TASK DIRECTIONS => List all lines in the material below that contain "Total".

Items from a dataset
/---
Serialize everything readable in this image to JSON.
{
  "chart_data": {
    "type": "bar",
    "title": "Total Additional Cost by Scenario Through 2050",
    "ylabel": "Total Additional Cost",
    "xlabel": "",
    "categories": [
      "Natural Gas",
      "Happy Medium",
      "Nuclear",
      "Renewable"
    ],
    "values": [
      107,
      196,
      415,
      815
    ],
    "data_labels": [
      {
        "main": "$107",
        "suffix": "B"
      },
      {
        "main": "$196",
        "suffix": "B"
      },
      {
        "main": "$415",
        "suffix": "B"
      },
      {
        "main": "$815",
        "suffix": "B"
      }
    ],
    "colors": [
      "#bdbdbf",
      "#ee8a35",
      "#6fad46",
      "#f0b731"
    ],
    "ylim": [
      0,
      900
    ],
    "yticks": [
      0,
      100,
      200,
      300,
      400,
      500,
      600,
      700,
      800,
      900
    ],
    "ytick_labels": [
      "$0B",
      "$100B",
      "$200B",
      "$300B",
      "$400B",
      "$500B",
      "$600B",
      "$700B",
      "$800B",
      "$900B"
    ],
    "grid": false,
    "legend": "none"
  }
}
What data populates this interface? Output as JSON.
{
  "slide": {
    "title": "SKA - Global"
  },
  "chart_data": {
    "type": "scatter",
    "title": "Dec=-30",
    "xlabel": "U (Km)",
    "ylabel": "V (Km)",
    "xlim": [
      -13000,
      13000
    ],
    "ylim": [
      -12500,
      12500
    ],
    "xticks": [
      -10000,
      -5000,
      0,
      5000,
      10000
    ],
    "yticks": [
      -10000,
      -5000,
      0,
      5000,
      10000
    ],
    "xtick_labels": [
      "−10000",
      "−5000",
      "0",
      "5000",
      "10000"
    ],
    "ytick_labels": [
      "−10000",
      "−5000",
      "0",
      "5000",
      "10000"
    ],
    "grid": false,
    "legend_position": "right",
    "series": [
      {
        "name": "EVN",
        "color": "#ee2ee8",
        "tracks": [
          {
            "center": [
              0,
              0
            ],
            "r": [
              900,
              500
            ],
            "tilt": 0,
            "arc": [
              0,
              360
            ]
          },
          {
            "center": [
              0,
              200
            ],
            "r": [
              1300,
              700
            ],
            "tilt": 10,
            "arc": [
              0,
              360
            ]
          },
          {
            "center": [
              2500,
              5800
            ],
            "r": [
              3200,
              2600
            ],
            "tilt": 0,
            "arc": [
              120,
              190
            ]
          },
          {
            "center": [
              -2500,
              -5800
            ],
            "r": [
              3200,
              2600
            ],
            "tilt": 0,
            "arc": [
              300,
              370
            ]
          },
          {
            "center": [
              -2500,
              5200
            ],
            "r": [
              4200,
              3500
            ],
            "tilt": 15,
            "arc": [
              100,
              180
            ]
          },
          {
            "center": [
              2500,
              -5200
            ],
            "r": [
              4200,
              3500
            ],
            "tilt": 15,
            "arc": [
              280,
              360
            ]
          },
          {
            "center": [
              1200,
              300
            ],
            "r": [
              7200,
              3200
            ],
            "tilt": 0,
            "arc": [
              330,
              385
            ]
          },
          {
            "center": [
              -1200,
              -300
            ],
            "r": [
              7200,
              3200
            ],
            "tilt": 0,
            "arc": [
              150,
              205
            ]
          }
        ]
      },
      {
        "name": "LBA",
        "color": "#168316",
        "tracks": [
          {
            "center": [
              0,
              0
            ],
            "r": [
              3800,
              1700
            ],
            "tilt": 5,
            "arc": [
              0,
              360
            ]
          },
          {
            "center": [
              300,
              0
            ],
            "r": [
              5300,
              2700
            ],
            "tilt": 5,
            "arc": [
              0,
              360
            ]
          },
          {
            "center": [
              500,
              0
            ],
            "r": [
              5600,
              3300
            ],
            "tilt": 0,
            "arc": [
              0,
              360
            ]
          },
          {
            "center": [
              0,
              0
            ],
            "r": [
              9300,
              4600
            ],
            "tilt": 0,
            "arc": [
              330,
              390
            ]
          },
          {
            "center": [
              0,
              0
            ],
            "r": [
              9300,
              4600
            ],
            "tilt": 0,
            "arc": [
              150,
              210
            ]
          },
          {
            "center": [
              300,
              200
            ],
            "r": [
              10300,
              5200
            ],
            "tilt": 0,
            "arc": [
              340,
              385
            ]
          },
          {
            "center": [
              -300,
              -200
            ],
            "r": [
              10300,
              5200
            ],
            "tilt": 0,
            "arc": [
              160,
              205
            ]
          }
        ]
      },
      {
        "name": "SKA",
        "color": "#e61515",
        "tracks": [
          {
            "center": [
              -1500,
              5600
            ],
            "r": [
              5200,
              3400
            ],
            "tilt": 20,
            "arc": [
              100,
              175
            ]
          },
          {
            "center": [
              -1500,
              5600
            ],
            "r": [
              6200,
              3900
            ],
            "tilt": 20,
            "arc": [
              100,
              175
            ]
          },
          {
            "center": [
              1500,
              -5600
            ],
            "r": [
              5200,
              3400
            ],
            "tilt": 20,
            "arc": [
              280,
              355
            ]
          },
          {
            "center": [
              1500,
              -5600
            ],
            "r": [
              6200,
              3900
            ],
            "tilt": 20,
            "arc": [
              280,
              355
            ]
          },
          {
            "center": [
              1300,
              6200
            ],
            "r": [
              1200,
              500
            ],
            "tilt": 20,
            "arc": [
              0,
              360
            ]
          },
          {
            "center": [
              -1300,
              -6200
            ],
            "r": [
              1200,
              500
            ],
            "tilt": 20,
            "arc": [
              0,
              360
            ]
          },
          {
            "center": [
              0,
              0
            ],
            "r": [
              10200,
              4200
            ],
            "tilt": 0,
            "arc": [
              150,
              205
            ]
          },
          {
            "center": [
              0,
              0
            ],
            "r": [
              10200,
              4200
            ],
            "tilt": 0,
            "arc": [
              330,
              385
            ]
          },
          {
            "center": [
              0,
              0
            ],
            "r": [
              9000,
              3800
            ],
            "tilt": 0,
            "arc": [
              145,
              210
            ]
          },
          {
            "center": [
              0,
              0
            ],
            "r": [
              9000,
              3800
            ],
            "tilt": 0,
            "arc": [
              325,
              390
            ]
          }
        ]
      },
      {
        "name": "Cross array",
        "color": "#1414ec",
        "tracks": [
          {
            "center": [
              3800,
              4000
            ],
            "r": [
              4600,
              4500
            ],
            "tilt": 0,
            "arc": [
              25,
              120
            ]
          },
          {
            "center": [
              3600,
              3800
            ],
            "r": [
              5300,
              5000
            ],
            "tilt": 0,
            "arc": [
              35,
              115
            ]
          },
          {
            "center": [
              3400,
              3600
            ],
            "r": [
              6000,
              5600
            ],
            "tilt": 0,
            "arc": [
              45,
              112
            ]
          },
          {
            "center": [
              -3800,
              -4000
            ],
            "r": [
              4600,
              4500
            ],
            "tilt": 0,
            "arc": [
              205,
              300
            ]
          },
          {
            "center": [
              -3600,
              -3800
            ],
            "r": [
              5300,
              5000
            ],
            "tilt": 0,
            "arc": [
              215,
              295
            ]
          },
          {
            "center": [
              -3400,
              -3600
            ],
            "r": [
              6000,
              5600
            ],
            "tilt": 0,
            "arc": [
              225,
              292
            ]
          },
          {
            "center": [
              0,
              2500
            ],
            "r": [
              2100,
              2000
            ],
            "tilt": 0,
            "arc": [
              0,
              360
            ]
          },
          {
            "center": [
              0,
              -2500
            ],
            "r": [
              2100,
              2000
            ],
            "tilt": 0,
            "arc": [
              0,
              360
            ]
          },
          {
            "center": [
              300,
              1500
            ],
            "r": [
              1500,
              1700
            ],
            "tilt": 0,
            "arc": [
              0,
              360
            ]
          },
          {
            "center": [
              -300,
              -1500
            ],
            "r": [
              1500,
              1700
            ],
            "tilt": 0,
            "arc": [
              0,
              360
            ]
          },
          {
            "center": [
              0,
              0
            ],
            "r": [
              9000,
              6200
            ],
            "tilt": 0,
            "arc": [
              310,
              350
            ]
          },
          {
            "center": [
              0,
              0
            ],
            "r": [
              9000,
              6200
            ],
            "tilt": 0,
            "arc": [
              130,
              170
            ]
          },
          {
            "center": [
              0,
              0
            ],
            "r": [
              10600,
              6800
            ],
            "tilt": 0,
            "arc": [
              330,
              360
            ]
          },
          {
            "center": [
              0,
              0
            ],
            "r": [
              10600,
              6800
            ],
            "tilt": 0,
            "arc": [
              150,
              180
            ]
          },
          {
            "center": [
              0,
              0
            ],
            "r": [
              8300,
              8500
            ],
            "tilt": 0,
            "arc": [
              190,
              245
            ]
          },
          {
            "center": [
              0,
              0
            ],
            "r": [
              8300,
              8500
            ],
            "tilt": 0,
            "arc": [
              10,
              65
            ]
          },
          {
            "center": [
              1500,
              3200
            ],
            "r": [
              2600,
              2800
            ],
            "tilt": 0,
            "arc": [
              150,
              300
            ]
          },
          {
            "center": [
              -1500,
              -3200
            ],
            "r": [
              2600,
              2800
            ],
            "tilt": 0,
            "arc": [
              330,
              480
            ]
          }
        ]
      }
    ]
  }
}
\---
PROBLEM SOLUTION =>
    "title": "Total Additional Cost by Scenario Through 2050",
    "ylabel": "Total Additional Cost",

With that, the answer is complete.